#### Belge bölümü ####
Jack trout ve Al rise’ın Positioning kitabından bir vurgu ile başlayalım. Aslında markaların yapmaya çalıştığı şey o ana kadar başka bir markanın söylemediği bir vaadi ortaya çıkartmak. Bu kavramı bu iki guru boşluğu keşfetmek olarak tanımlamışlar. Ama usp bunun bir adım daha ilerisi. Gelin şimdi usp nin ne olduğuna birlikte bakalım.
Başarılı markalara ve ürünlere baktığımızda her birinin unique selling proposition nın olduğunu görüyoruz. Nedir unique selling proposition?

Herşeyden önce eşsiz olucak yani bizim ürünümüze markamıza özgü olucak, tekrarı taklidi rakibi olmayacak. Yani kendine özgü olucak. Selling dediğimizde gerçekten satışa yönlendirmemiz lazım yani tüketiciyi bir aksiyona yönlendirmemiz lazım. Bunun içinde bir vaadinin olması gerekiyor. Yani doğrudan satışa ikna edicek, satışa yönlendiricek, bize ait bir özgünlük bize ait bir kavram yaratmamız gerekiyor.
#### Kayıtlı veriler ####
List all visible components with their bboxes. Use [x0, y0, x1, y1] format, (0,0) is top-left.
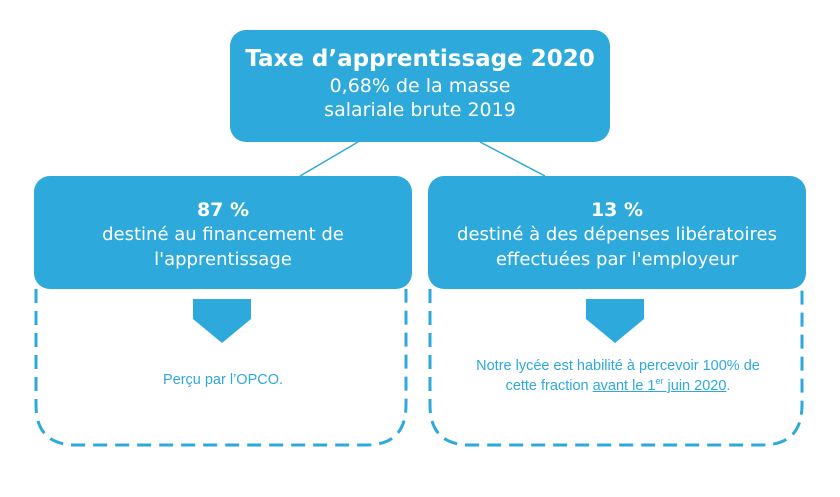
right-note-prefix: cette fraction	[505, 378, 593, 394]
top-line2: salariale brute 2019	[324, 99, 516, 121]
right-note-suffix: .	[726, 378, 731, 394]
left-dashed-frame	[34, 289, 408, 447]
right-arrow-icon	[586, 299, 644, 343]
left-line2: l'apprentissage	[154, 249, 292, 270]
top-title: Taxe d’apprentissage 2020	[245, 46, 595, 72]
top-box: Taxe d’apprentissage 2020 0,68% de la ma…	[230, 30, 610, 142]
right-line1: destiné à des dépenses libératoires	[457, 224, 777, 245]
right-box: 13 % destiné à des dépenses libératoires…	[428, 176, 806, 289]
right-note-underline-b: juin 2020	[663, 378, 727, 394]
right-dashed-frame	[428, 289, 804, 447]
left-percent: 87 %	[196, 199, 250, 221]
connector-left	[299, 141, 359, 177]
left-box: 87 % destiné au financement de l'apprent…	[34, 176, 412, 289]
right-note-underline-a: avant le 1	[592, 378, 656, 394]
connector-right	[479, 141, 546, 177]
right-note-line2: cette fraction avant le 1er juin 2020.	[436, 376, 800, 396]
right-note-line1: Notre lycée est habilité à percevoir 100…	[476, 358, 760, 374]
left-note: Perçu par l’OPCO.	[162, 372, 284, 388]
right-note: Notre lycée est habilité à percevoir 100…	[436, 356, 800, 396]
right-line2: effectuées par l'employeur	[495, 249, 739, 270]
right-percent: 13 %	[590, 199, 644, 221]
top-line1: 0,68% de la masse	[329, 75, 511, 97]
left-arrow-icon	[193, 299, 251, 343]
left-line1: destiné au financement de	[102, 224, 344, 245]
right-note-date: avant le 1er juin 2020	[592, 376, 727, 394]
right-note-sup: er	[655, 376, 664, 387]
####
#### Kayıtlı veriler ####
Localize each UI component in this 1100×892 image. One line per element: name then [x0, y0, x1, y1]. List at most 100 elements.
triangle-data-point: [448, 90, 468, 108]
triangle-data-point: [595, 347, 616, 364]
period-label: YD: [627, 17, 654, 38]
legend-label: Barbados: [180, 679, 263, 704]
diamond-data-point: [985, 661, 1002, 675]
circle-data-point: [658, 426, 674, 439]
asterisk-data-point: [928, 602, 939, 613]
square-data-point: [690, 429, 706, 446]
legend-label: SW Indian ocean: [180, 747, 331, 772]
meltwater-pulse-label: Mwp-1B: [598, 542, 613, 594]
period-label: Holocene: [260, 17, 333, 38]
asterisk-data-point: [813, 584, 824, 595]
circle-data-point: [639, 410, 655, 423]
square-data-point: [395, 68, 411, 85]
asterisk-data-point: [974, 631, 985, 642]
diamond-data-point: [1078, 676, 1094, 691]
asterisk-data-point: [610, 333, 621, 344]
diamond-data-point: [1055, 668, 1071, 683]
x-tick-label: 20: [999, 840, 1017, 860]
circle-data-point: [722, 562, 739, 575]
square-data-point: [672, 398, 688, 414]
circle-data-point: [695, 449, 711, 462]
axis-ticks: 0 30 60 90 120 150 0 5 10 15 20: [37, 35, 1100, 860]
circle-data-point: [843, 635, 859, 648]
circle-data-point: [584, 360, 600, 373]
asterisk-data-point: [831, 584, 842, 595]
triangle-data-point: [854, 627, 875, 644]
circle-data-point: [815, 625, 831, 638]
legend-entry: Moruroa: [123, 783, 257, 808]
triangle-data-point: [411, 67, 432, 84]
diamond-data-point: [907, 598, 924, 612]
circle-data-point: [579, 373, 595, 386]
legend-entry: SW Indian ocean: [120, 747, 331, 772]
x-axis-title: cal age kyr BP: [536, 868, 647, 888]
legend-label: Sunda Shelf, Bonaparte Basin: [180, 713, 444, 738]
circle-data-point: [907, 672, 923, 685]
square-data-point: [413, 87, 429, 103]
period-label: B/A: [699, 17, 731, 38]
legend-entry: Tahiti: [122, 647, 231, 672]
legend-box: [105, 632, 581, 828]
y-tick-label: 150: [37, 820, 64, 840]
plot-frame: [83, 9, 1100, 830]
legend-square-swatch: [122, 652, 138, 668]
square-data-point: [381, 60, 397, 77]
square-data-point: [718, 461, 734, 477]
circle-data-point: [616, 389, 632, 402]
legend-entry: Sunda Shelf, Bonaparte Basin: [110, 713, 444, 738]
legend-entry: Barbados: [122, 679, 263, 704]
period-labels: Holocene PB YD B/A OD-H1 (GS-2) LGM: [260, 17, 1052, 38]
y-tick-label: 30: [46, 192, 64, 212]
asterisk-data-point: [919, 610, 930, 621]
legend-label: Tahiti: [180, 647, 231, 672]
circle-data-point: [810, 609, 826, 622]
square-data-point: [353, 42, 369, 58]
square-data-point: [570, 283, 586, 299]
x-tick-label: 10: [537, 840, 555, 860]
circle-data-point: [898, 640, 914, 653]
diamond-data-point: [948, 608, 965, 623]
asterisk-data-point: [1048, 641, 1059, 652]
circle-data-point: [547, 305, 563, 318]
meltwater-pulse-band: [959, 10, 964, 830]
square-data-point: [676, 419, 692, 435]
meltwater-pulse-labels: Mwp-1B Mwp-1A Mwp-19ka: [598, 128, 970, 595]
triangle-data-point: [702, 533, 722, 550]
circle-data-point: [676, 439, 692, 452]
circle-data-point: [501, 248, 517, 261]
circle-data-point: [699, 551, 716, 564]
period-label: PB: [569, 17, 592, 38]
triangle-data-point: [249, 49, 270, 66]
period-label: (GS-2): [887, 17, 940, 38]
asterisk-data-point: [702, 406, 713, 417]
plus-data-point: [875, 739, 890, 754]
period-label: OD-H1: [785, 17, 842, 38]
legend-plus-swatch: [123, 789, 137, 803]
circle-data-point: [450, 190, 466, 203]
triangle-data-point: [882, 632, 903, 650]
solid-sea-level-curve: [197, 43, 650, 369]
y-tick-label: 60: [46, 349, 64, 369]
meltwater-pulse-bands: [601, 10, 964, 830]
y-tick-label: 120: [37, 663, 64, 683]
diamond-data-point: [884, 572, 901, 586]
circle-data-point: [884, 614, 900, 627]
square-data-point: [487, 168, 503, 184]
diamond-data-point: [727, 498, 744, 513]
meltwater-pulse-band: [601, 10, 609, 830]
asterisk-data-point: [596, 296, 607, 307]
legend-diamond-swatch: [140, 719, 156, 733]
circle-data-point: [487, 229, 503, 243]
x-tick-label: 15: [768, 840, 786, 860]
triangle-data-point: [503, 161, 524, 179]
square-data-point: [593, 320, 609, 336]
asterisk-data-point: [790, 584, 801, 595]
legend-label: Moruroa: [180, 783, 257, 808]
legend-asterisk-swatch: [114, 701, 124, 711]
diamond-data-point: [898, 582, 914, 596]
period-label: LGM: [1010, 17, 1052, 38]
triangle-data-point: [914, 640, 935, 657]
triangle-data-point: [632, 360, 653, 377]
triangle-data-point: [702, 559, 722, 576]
####
• [Yönerge 1] USP konulu belge bölümüne göre, Positioning kitabında o ana kadar başka bir markanın söylemediği bir vaadi ortaya çıkarmak nasıl tanımlanmıştır?
• [Yönerge 2] USP konulu belge bölümünün devamını yazın.
Bu alıştırmayı yapmak için verilere ihtiyaç yoktur.

• [Alıştırma sonucu 1] Boşluğu keşfetmek olarak tanımlanmıştır.

• [Alıştırma sonucu 2]
1950li yıllarda ortaya çıkmış bir kavram bu, o dönemde ve şimdiye kadarki başarılı markaları incelediğimizde başarılı olan bütün markaların bu usp ye sahip olduğunu görüyoruz. Peki biz kendi usp mizi nasıl geliştiriceğiz.
Herşeyden önce rekabet ettiğimiz kategorideki tüketici beklentilerini inceleyerek başlayacağız. Ve yapıcağımız pazar araştırması ile bizim kategorimizden tüketicilerin neler beklediğini ortaya koyacağız.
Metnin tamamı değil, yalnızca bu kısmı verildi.